*Given problem*. Which lines contain the string "option"? Please list every one of them.

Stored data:

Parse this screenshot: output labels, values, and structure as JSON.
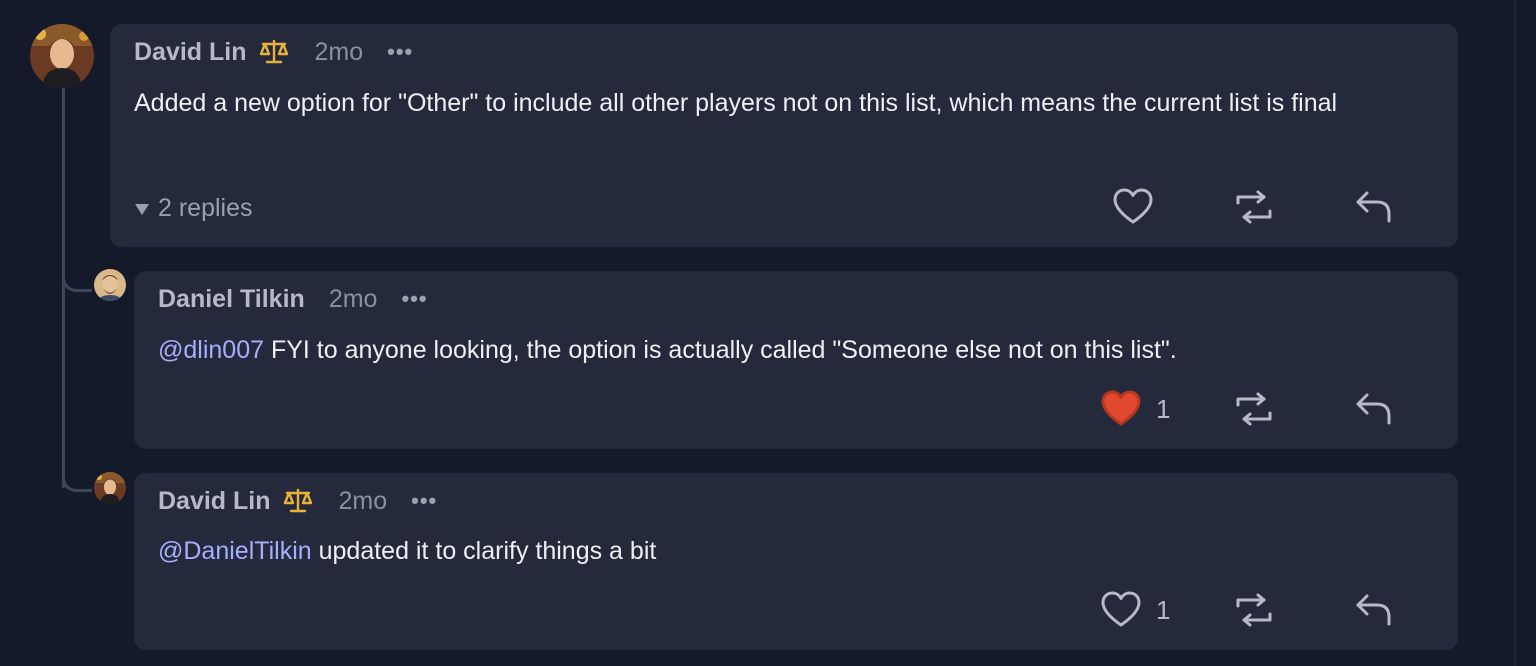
{
  "comments": [
    {
      "author": "David Lin",
      "time": "2mo",
      "more": "•••",
      "text": "Added a new option for \"Other\" to include all other players not on this list, which means the current list is final",
      "replies_label": "2 replies",
      "like_count": "",
      "liked": false
    },
    {
      "author": "Daniel Tilkin",
      "time": "2mo",
      "more": "•••",
      "mention": "@dlin007",
      "text": " FYI to anyone looking, the option is actually called \"Someone else not on this list\".",
      "like_count": "1",
      "liked": true
    },
    {
      "author": "David Lin",
      "time": "2mo",
      "more": "•••",
      "mention": "@DanielTilkin",
      "text": " updated it to clarify things a bit",
      "like_count": "1",
      "liked": false
    }
  ],
  "icons": {
    "badge": "scales-icon",
    "like": "heart-icon",
    "repost": "repost-icon",
    "reply": "reply-icon",
    "collapse": "caret-down-icon"
  },
  "colors": {
    "background": "#141a29",
    "card": "#242a3b",
    "mention": "#a8aefc",
    "liked_heart": "#e0492f",
    "badge": "#e8b23a"
  }
}
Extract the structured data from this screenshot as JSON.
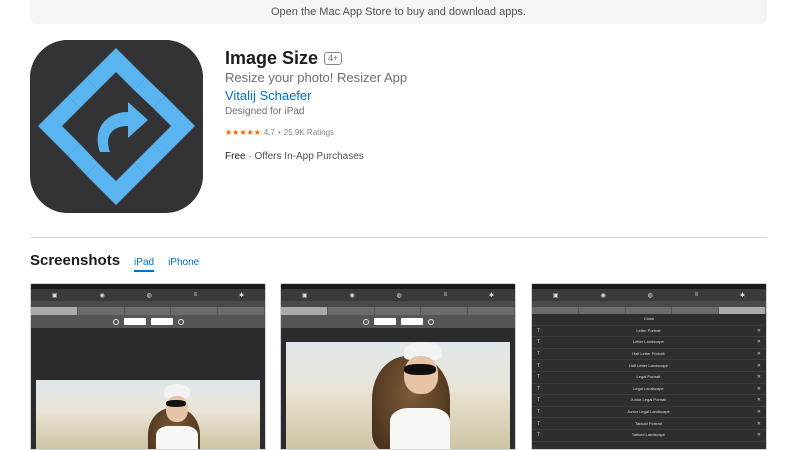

*Task response*.
      "text": "Added a new option for \"Other\" to include all other players not on this list, which means the current list is final",
      "text": " FYI to anyone looking, the option is actually called \"Someone else not on this list\".",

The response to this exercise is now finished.